=== Exercise objective ===
Would you transcribe all of the data exactly, down to the last character?
— start —
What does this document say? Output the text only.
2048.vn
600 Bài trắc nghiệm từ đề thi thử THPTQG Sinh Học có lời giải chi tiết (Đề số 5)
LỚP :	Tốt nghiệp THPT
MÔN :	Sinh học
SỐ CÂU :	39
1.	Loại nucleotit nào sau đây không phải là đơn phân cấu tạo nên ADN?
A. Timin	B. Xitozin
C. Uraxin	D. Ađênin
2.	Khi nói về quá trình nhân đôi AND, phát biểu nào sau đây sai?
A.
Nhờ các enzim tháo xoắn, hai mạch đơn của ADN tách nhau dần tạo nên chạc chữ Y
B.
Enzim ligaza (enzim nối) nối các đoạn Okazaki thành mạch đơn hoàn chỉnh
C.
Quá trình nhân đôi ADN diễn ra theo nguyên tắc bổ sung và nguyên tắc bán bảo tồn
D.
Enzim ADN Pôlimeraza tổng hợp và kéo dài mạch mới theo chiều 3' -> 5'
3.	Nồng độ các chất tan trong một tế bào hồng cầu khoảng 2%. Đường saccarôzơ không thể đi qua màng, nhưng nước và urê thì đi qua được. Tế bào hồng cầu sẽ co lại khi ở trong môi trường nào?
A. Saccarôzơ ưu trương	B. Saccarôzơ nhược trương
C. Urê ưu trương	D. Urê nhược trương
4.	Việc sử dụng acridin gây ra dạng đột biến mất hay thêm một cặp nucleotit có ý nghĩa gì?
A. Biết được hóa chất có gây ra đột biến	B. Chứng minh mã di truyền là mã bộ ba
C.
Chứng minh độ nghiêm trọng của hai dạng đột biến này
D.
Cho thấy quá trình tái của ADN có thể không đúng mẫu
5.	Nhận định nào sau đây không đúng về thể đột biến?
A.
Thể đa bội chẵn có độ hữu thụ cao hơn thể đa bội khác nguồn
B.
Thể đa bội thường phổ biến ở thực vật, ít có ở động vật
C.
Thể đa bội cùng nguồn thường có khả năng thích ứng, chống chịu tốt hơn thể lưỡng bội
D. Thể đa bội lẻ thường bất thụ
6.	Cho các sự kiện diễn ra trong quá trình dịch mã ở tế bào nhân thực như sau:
— end —
=== Exercise output ===
What does this document say? Output the text only.
2048.vn
600 Bài trắc nghiệm từ đề thi thử THPTQG Sinh Học có lời giải chi tiết (Đề số 5)
LỚP :	Tốt nghiệp THPT
MÔN :	Sinh học
SỐ CÂU :	39
1.	Loại nucleotit nào sau đây không phải là đơn phân cấu tạo nên ADN?
A. Timin	B. Xitozin
C. Uraxin	D. Ađênin
2.	Khi nói về quá trình nhân đôi AND, phát biểu nào sau đây sai?
A.
Nhờ các enzim tháo xoắn, hai mạch đơn của ADN tách nhau dần tạo nên chạc chữ Y
B.
Enzim ligaza (enzim nối) nối các đoạn Okazaki thành mạch đơn hoàn chỉnh
C.
Quá trình nhân đôi ADN diễn ra theo nguyên tắc bổ sung và nguyên tắc bán bảo tồn
D.
Enzim ADN Pôlimeraza tổng hợp và kéo dài mạch mới theo chiều 3' -> 5'
3.	Nồng độ các chất tan trong một tế bào hồng cầu khoảng 2%. Đường saccarôzơ không thể đi qua màng, nhưng nước và urê thì đi qua được. Tế bào hồng cầu sẽ co lại khi ở trong môi trường nào?
A. Saccarôzơ ưu trương	B. Saccarôzơ nhược trương
C. Urê ưu trương	D. Urê nhược trương
4.	Việc sử dụng acridin gây ra dạng đột biến mất hay thêm một cặp nucleotit có ý nghĩa gì?
A. Biết được hóa chất có gây ra đột biến	B. Chứng minh mã di truyền là mã bộ ba
C.
Chứng minh độ nghiêm trọng của hai dạng đột biến này
D.
Cho thấy quá trình tái của ADN có thể không đúng mẫu
5.	Nhận định nào sau đây không đúng về thể đột biến?
A.
Thể đa bội chẵn có độ hữu thụ cao hơn thể đa bội khác nguồn
B.
Thể đa bội thường phổ biến ở thực vật, ít có ở động vật
C.
Thể đa bội cùng nguồn thường có khả năng thích ứng, chống chịu tốt hơn thể lưỡng bội
D. Thể đa bội lẻ thường bất thụ
6.	Cho các sự kiện diễn ra trong quá trình dịch mã ở tế bào nhân thực như sau:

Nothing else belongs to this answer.